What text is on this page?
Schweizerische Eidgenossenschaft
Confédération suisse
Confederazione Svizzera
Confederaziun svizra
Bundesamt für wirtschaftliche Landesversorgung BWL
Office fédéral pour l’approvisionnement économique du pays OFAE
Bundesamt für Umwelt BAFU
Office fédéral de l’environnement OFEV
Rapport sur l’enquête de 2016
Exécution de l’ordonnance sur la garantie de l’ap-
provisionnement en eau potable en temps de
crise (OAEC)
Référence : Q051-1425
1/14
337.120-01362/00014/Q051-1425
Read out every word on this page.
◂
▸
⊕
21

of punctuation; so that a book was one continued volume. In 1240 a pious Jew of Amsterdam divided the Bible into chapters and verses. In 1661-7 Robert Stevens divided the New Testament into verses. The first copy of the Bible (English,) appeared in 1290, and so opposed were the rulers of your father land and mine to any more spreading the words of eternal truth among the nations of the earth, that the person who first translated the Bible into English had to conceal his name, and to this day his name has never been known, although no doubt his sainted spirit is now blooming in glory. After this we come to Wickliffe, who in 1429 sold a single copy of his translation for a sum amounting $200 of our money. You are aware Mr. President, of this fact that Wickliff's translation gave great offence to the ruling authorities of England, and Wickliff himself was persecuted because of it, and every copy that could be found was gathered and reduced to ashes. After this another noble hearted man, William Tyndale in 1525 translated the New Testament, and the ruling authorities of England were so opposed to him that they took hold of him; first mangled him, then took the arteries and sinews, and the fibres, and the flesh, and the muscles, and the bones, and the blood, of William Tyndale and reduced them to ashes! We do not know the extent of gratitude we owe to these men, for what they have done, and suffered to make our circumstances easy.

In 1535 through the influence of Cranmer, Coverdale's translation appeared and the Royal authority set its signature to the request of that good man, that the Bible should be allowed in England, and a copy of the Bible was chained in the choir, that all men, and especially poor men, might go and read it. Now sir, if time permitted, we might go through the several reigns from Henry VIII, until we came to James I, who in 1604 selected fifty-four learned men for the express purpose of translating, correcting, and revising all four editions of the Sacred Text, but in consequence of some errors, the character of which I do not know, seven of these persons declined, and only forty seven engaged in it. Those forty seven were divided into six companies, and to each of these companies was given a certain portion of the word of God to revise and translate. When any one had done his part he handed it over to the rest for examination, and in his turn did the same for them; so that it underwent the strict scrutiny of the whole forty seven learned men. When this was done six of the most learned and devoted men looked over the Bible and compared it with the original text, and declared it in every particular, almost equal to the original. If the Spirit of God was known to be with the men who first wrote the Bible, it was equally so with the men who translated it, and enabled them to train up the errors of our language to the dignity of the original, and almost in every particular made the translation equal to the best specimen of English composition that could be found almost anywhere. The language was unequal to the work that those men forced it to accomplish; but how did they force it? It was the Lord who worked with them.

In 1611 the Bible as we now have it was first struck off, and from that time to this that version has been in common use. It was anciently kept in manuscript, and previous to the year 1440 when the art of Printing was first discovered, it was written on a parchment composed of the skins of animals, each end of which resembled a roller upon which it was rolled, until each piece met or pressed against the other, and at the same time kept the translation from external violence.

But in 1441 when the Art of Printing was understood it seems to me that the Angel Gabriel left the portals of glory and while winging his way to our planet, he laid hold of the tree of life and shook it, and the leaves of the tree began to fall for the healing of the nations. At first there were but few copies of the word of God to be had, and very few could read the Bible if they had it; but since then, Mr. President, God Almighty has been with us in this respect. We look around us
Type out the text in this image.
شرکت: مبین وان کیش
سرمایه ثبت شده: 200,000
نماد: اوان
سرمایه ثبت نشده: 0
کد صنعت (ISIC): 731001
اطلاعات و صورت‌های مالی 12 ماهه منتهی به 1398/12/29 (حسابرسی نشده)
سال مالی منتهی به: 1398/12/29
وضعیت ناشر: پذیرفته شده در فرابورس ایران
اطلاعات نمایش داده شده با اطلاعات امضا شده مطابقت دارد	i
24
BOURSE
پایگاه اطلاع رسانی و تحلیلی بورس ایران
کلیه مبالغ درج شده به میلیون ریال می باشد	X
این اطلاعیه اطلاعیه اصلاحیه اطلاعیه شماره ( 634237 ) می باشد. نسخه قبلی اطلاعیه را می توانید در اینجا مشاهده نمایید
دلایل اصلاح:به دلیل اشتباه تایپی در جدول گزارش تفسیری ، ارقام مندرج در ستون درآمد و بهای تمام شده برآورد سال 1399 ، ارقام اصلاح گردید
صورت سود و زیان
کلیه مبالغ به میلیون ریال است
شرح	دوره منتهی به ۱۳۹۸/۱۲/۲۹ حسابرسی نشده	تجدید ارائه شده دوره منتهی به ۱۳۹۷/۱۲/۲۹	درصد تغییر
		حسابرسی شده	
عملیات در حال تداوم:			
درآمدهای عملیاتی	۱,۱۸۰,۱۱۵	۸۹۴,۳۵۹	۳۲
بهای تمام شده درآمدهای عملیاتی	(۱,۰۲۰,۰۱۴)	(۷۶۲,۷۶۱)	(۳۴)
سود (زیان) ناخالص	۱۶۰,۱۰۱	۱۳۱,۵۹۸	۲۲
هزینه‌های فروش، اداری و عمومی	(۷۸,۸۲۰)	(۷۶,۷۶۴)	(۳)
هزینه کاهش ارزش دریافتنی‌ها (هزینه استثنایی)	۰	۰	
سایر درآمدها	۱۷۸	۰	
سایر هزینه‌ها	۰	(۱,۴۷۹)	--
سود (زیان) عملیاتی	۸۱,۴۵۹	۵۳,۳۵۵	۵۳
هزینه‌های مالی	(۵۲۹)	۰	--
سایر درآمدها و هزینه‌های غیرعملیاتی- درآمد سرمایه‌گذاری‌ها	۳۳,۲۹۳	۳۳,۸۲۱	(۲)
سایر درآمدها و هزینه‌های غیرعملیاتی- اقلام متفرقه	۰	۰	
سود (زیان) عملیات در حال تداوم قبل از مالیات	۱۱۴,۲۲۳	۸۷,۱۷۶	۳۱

▶ [Description of the task]: Write out every line of the entries that holds the word "سرمایه".

▶ [Written reply]:
سرمایه ثبت شده: 200,000
سرمایه ثبت نشده: 0
سایر درآمدها و هزینه‌های غیرعملیاتی- درآمد سرمایه‌گذاری‌ها	۳۳,۲۹۳	۳۳,۸۲۱	(۲)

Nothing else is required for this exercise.